### What is asked
Extract, from the records beneath this instruction, each line that contains the word "docs".

(Part of a data file)
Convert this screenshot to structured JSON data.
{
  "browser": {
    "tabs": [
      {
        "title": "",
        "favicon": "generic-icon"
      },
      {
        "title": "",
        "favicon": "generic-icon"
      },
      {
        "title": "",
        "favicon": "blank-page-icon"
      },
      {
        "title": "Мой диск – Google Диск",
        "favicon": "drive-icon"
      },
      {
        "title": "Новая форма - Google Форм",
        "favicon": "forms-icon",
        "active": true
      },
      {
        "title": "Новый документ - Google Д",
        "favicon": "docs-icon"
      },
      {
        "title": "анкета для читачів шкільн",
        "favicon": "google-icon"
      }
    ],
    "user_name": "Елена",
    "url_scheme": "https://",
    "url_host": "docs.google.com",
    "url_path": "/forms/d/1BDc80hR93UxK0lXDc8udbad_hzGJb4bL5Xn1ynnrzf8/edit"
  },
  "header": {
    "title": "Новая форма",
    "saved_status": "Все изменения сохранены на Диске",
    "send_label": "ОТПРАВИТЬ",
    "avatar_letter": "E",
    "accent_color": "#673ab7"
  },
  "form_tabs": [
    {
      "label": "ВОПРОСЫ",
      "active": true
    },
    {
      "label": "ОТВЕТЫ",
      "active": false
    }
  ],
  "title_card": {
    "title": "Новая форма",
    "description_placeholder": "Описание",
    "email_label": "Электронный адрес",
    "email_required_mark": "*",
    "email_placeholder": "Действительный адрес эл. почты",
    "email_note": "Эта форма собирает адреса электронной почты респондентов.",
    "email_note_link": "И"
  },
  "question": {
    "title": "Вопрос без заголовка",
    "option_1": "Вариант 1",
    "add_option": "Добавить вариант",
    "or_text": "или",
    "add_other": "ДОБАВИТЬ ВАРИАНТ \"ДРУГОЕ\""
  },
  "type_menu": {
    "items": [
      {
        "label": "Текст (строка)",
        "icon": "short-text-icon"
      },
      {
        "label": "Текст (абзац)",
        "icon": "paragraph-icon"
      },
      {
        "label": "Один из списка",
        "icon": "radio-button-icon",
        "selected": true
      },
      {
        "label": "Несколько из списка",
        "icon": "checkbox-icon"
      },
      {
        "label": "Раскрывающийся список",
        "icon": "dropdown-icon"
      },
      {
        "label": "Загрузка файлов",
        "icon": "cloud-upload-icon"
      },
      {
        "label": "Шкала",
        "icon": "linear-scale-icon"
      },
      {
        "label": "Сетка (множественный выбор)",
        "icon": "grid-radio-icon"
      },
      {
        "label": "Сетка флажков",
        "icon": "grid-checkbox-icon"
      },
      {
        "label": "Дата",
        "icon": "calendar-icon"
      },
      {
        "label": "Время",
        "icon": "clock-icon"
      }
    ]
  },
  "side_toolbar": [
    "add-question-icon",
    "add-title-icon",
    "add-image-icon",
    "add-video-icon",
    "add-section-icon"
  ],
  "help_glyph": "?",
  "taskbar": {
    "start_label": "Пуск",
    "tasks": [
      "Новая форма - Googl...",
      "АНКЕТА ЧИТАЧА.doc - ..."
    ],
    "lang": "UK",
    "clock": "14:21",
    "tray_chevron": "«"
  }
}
...
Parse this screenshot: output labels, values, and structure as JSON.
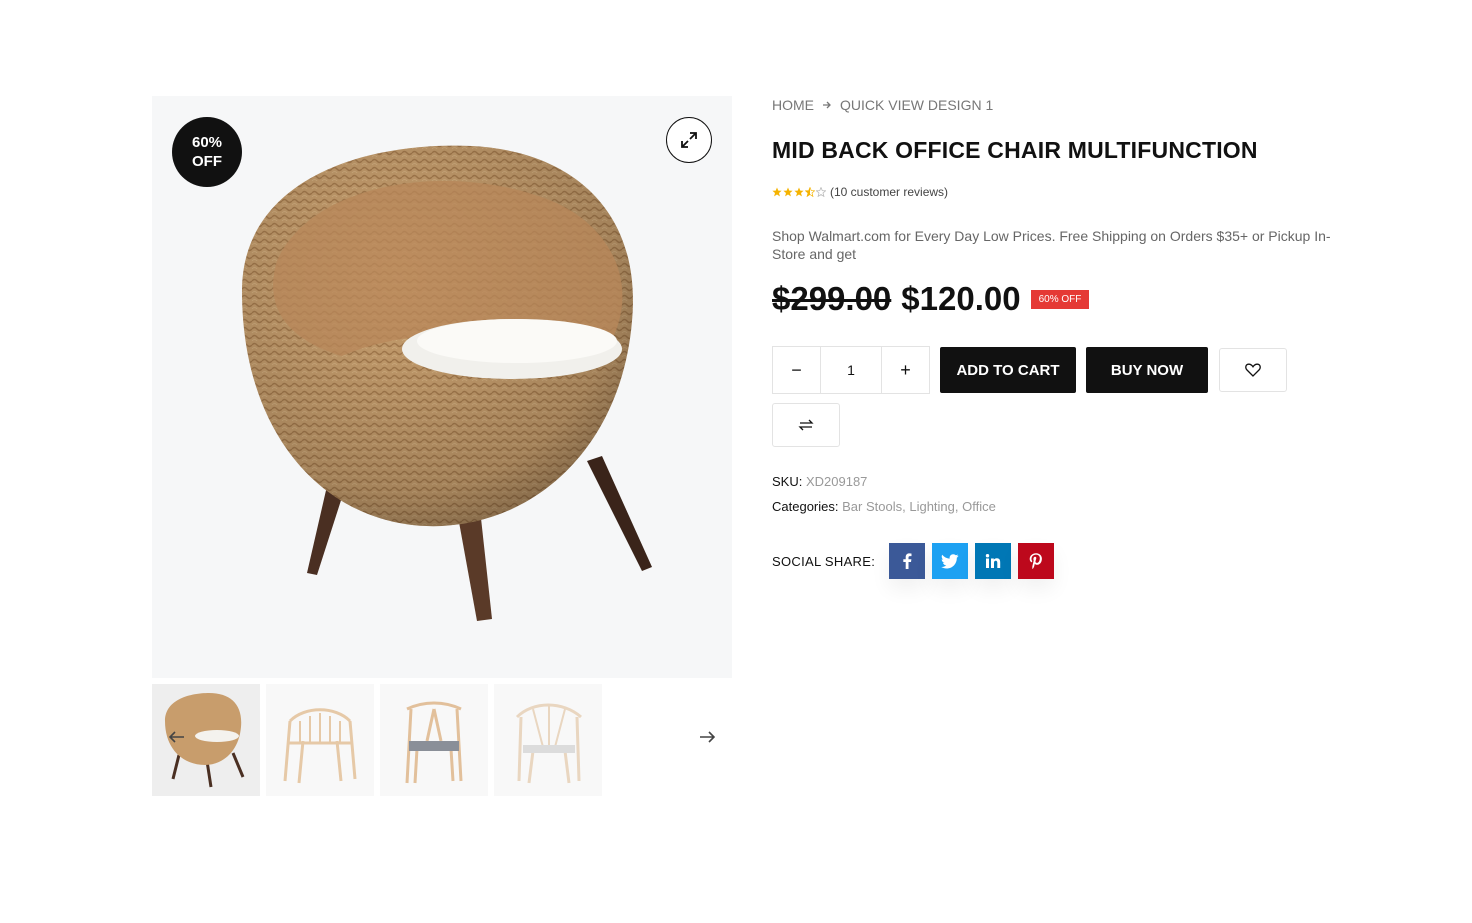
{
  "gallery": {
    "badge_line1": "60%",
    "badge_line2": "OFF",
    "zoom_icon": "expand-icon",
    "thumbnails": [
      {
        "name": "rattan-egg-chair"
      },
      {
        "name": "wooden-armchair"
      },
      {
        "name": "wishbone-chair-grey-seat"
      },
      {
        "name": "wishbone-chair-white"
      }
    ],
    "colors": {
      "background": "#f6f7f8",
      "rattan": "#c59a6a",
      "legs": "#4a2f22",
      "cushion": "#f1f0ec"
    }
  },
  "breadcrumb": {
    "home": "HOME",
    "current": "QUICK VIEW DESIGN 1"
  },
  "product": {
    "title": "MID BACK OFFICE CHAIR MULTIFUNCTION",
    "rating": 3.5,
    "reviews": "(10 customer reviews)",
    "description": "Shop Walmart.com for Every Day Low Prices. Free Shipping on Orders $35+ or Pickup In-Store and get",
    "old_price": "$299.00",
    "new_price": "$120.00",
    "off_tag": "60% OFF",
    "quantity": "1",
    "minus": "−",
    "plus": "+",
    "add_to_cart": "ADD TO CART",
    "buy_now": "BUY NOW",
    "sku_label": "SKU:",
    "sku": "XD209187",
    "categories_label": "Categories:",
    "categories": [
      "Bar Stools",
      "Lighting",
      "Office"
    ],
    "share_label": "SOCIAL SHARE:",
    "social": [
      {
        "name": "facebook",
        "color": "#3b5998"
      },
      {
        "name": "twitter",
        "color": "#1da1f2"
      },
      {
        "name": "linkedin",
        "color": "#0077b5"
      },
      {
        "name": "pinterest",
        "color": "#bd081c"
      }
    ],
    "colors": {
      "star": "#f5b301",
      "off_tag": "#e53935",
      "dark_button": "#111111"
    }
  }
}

### Completed task
        "favicon": "docs-icon"
    "url_host": "docs.google.com",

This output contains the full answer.